__WRITTEN PROBLEM__
Print out every record exactly as it appears.

__DATA LISTING__
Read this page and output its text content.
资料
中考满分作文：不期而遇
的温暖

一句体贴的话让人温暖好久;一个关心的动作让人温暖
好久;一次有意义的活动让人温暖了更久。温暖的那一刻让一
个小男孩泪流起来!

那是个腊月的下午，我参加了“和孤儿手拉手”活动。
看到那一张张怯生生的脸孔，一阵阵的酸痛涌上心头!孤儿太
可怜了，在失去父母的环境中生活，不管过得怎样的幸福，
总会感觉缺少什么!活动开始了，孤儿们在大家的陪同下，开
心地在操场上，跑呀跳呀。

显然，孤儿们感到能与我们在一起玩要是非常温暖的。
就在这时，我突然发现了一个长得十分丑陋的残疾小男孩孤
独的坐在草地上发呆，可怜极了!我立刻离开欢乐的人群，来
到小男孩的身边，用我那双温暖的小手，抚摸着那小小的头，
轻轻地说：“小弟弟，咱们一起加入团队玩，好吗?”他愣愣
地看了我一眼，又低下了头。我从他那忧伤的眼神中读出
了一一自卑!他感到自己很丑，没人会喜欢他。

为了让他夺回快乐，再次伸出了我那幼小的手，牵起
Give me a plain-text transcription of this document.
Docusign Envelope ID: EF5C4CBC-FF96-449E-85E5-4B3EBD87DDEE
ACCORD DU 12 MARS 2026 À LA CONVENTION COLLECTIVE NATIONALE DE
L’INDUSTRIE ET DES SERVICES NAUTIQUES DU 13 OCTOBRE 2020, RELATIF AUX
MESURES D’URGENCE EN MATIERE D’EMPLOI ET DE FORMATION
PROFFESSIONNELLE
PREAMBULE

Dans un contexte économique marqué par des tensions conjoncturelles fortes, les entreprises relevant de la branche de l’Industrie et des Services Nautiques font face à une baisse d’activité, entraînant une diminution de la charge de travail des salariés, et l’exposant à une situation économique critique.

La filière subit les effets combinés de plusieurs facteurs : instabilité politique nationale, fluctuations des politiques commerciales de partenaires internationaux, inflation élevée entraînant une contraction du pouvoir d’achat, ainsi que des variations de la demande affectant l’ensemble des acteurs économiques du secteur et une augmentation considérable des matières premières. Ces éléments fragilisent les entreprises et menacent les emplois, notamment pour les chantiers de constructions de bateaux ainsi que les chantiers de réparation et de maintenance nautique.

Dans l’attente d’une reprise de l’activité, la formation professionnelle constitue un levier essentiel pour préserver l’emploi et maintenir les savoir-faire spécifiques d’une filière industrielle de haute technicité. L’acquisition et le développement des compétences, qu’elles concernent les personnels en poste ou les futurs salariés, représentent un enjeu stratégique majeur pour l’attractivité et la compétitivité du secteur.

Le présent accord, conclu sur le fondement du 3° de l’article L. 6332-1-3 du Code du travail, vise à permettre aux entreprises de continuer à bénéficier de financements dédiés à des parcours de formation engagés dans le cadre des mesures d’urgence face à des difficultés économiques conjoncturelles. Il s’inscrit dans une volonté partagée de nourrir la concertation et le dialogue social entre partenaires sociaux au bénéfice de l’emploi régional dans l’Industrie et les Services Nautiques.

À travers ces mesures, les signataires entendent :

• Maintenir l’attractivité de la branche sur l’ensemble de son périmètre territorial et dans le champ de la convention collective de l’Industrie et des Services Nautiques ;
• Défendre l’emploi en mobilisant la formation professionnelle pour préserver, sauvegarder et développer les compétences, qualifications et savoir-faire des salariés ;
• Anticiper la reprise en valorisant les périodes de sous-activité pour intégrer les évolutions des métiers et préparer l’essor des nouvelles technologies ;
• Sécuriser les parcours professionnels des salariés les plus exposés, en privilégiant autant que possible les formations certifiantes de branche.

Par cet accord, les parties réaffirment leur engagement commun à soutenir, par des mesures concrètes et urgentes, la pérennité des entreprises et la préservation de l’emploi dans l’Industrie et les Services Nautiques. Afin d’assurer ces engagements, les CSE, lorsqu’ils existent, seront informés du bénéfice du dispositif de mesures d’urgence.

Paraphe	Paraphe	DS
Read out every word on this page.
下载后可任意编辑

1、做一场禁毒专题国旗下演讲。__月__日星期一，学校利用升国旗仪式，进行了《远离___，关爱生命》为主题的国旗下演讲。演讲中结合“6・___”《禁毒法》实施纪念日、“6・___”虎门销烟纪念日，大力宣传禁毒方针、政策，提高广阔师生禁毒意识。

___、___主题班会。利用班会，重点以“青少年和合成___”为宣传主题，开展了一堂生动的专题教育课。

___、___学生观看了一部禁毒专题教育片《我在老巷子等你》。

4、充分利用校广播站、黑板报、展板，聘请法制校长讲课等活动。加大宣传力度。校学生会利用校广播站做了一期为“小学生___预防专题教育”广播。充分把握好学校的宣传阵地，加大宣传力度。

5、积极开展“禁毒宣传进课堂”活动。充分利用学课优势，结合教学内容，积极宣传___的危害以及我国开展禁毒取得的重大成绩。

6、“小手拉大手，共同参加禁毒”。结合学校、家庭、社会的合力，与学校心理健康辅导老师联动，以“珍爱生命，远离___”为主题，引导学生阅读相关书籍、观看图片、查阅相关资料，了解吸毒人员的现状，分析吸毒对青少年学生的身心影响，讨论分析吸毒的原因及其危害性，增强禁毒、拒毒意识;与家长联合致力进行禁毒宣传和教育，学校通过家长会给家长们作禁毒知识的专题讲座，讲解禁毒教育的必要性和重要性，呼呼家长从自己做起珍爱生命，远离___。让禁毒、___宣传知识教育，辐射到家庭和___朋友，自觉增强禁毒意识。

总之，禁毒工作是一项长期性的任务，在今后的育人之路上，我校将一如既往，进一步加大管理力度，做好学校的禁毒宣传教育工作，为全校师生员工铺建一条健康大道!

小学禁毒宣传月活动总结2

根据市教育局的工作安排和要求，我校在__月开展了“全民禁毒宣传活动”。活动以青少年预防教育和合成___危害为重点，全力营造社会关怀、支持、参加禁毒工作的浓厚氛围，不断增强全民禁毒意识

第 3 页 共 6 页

__CORRECT RESPONSE__
Read this page and output its text content.
资料
中考满分作文：不期而遇
的温暖

一句体贴的话让人温暖好久;一个关心的动作让人温暖
好久;一次有意义的活动让人温暖了更久。温暖的那一刻让一
个小男孩泪流起来!

那是个腊月的下午，我参加了“和孤儿手拉手”活动。
看到那一张张怯生生的脸孔，一阵阵的酸痛涌上心头!孤儿太
可怜了，在失去父母的环境中生活，不管过得怎样的幸福，
总会感觉缺少什么!活动开始了，孤儿们在大家的陪同下，开
心地在操场上，跑呀跳呀。

显然，孤儿们感到能与我们在一起玩要是非常温暖的。
就在这时，我突然发现了一个长得十分丑陋的残疾小男孩孤
独的坐在草地上发呆，可怜极了!我立刻离开欢乐的人群，来
到小男孩的身边，用我那双温暖的小手，抚摸着那小小的头，
轻轻地说：“小弟弟，咱们一起加入团队玩，好吗?”他愣愣
地看了我一眼，又低下了头。我从他那忧伤的眼神中读出
了一一自卑!他感到自己很丑，没人会喜欢他。

为了让他夺回快乐，再次伸出了我那幼小的手，牵起
Give me a plain-text transcription of this document.
Docusign Envelope ID: EF5C4CBC-FF96-449E-85E5-4B3EBD87DDEE
ACCORD DU 12 MARS 2026 À LA CONVENTION COLLECTIVE NATIONALE DE
L’INDUSTRIE ET DES SERVICES NAUTIQUES DU 13 OCTOBRE 2020, RELATIF AUX
MESURES D’URGENCE EN MATIERE D’EMPLOI ET DE FORMATION
PROFFESSIONNELLE
PREAMBULE

Dans un contexte économique marqué par des tensions conjoncturelles fortes, les entreprises relevant de la branche de l’Industrie et des Services Nautiques font face à une baisse d’activité, entraînant une diminution de la charge de travail des salariés, et l’exposant à une situation économique critique.

La filière subit les effets combinés de plusieurs facteurs : instabilité politique nationale, fluctuations des politiques commerciales de partenaires internationaux, inflation élevée entraînant une contraction du pouvoir d’achat, ainsi que des variations de la demande affectant l’ensemble des acteurs économiques du secteur et une augmentation considérable des matières premières. Ces éléments fragilisent les entreprises et menacent les emplois, notamment pour les chantiers de constructions de bateaux ainsi que les chantiers de réparation et de maintenance nautique.

Dans l’attente d’une reprise de l’activité, la formation professionnelle constitue un levier essentiel pour préserver l’emploi et maintenir les savoir-faire spécifiques d’une filière industrielle de haute technicité. L’acquisition et le développement des compétences, qu’elles concernent les personnels en poste ou les futurs salariés, représentent un enjeu stratégique majeur pour l’attractivité et la compétitivité du secteur.

Le présent accord, conclu sur le fondement du 3° de l’article L. 6332-1-3 du Code du travail, vise à permettre aux entreprises de continuer à bénéficier de financements dédiés à des parcours de formation engagés dans le cadre des mesures d’urgence face à des difficultés économiques conjoncturelles. Il s’inscrit dans une volonté partagée de nourrir la concertation et le dialogue social entre partenaires sociaux au bénéfice de l’emploi régional dans l’Industrie et les Services Nautiques.

À travers ces mesures, les signataires entendent :

• Maintenir l’attractivité de la branche sur l’ensemble de son périmètre territorial et dans le champ de la convention collective de l’Industrie et des Services Nautiques ;
• Défendre l’emploi en mobilisant la formation professionnelle pour préserver, sauvegarder et développer les compétences, qualifications et savoir-faire des salariés ;
• Anticiper la reprise en valorisant les périodes de sous-activité pour intégrer les évolutions des métiers et préparer l’essor des nouvelles technologies ;
• Sécuriser les parcours professionnels des salariés les plus exposés, en privilégiant autant que possible les formations certifiantes de branche.

Par cet accord, les parties réaffirment leur engagement commun à soutenir, par des mesures concrètes et urgentes, la pérennité des entreprises et la préservation de l’emploi dans l’Industrie et les Services Nautiques. Afin d’assurer ces engagements, les CSE, lorsqu’ils existent, seront informés du bénéfice du dispositif de mesures d’urgence.

Paraphe	Paraphe	DS
Read out every word on this page.
下载后可任意编辑

1、做一场禁毒专题国旗下演讲。__月__日星期一，学校利用升国旗仪式，进行了《远离___，关爱生命》为主题的国旗下演讲。演讲中结合“6・___”《禁毒法》实施纪念日、“6・___”虎门销烟纪念日，大力宣传禁毒方针、政策，提高广阔师生禁毒意识。

___、___主题班会。利用班会，重点以“青少年和合成___”为宣传主题，开展了一堂生动的专题教育课。

___、___学生观看了一部禁毒专题教育片《我在老巷子等你》。

4、充分利用校广播站、黑板报、展板，聘请法制校长讲课等活动。加大宣传力度。校学生会利用校广播站做了一期为“小学生___预防专题教育”广播。充分把握好学校的宣传阵地，加大宣传力度。

5、积极开展“禁毒宣传进课堂”活动。充分利用学课优势，结合教学内容，积极宣传___的危害以及我国开展禁毒取得的重大成绩。

6、“小手拉大手，共同参加禁毒”。结合学校、家庭、社会的合力，与学校心理健康辅导老师联动，以“珍爱生命，远离___”为主题，引导学生阅读相关书籍、观看图片、查阅相关资料，了解吸毒人员的现状，分析吸毒对青少年学生的身心影响，讨论分析吸毒的原因及其危害性，增强禁毒、拒毒意识;与家长联合致力进行禁毒宣传和教育，学校通过家长会给家长们作禁毒知识的专题讲座，讲解禁毒教育的必要性和重要性，呼呼家长从自己做起珍爱生命，远离___。让禁毒、___宣传知识教育，辐射到家庭和___朋友，自觉增强禁毒意识。

总之，禁毒工作是一项长期性的任务，在今后的育人之路上，我校将一如既往，进一步加大管理力度，做好学校的禁毒宣传教育工作，为全校师生员工铺建一条健康大道!

小学禁毒宣传月活动总结2

根据市教育局的工作安排和要求，我校在__月开展了“全民禁毒宣传活动”。活动以青少年预防教育和合成___危害为重点，全力营造社会关怀、支持、参加禁毒工作的浓厚氛围，不断增强全民禁毒意识

第 3 页 共 6 页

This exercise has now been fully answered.